## EXTRACTED MATERIAL
***

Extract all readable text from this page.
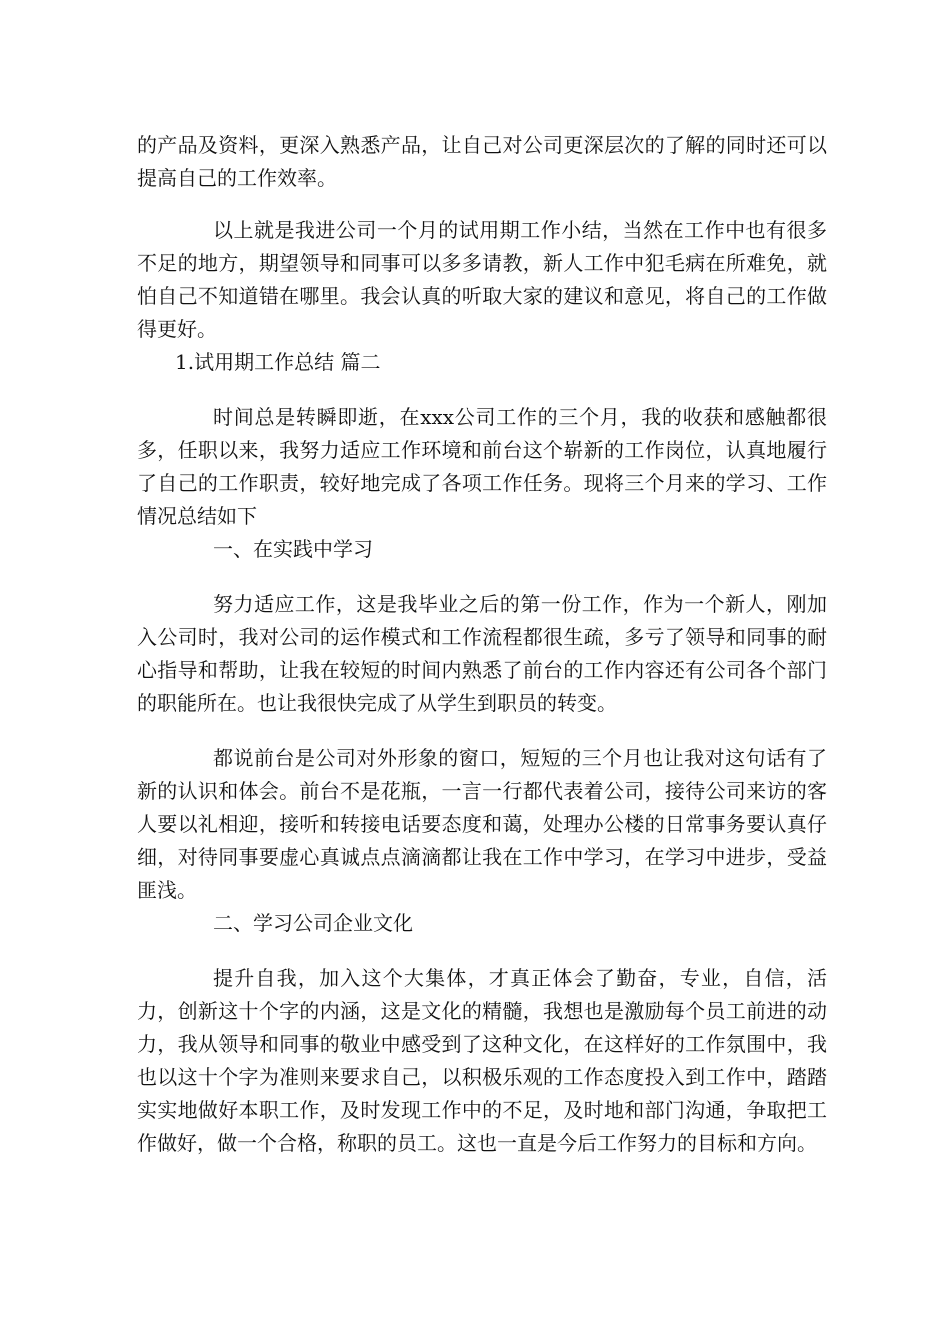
的产品及资料，更深入熟悉产品，让自己对公司更深层次的了解的同时还可以提高自己的工作效率。

以上就是我进公司一个月的试用期工作小结，当然在工作中也有很多不足的地方，期望领导和同事可以多多请教，新人工作中犯毛病在所难免，就怕自己不知道错在哪里。我会认真的听取大家的建议和意见，将自己的工作做得更好。

1.试用期工作总结 篇二

时间总是转瞬即逝，在xxx公司工作的三个月，我的收获和感触都很多，任职以来，我努力适应工作环境和前台这个崭新的工作岗位，认真地履行了自己的工作职责，较好地完成了各项工作任务。现将三个月来的学习、工作情况总结如下

一、在实践中学习

努力适应工作，这是我毕业之后的第一份工作，作为一个新人，刚加入公司时，我对公司的运作模式和工作流程都很生疏，多亏了领导和同事的耐心指导和帮助，让我在较短的时间内熟悉了前台的工作内容还有公司各个部门的职能所在。也让我很快完成了从学生到职员的转变。

都说前台是公司对外形象的窗口，短短的三个月也让我对这句话有了新的认识和体会。前台不是花瓶，一言一行都代表着公司，接待公司来访的客人要以礼相迎，接听和转接电话要态度和蔼，处理办公楼的日常事务要认真仔细，对待同事要虚心真诚点点滴滴都让我在工作中学习，在学习中进步，受益匪浅。

二、学习公司企业文化

提升自我，加入这个大集体，才真正体会了勤奋，专业，自信，活力，创新这十个字的内涵，这是文化的精髓，我想也是激励每个员工前进的动力，我从领导和同事的敬业中感受到了这种文化，在这样好的工作氛围中，我也以这十个字为准则来要求自己，以积极乐观的工作态度投入到工作中，踏踏实实地做好本职工作，及时发现工作中的不足，及时地和部门沟通，争取把工作做好，做一个合格，称职的员工。这也一直是今后工作努力的目标和方向。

***

## GIVEN REQUEST
Quote all the records verbatim, dropping any pictures from your copy.

## OUTPUT FOR THIS EXERCISE
Extract all readable text from this page.
的产品及资料，更深入熟悉产品，让自己对公司更深层次的了解的同时还可以提高自己的工作效率。

以上就是我进公司一个月的试用期工作小结，当然在工作中也有很多不足的地方，期望领导和同事可以多多请教，新人工作中犯毛病在所难免，就怕自己不知道错在哪里。我会认真的听取大家的建议和意见，将自己的工作做得更好。

1.试用期工作总结 篇二

时间总是转瞬即逝，在xxx公司工作的三个月，我的收获和感触都很多，任职以来，我努力适应工作环境和前台这个崭新的工作岗位，认真地履行了自己的工作职责，较好地完成了各项工作任务。现将三个月来的学习、工作情况总结如下

一、在实践中学习

努力适应工作，这是我毕业之后的第一份工作，作为一个新人，刚加入公司时，我对公司的运作模式和工作流程都很生疏，多亏了领导和同事的耐心指导和帮助，让我在较短的时间内熟悉了前台的工作内容还有公司各个部门的职能所在。也让我很快完成了从学生到职员的转变。

都说前台是公司对外形象的窗口，短短的三个月也让我对这句话有了新的认识和体会。前台不是花瓶，一言一行都代表着公司，接待公司来访的客人要以礼相迎，接听和转接电话要态度和蔼，处理办公楼的日常事务要认真仔细，对待同事要虚心真诚点点滴滴都让我在工作中学习，在学习中进步，受益匪浅。

二、学习公司企业文化

提升自我，加入这个大集体，才真正体会了勤奋，专业，自信，活力，创新这十个字的内涵，这是文化的精髓，我想也是激励每个员工前进的动力，我从领导和同事的敬业中感受到了这种文化，在这样好的工作氛围中，我也以这十个字为准则来要求自己，以积极乐观的工作态度投入到工作中，踏踏实实地做好本职工作，及时发现工作中的不足，及时地和部门沟通，争取把工作做好，做一个合格，称职的员工。这也一直是今后工作努力的目标和方向。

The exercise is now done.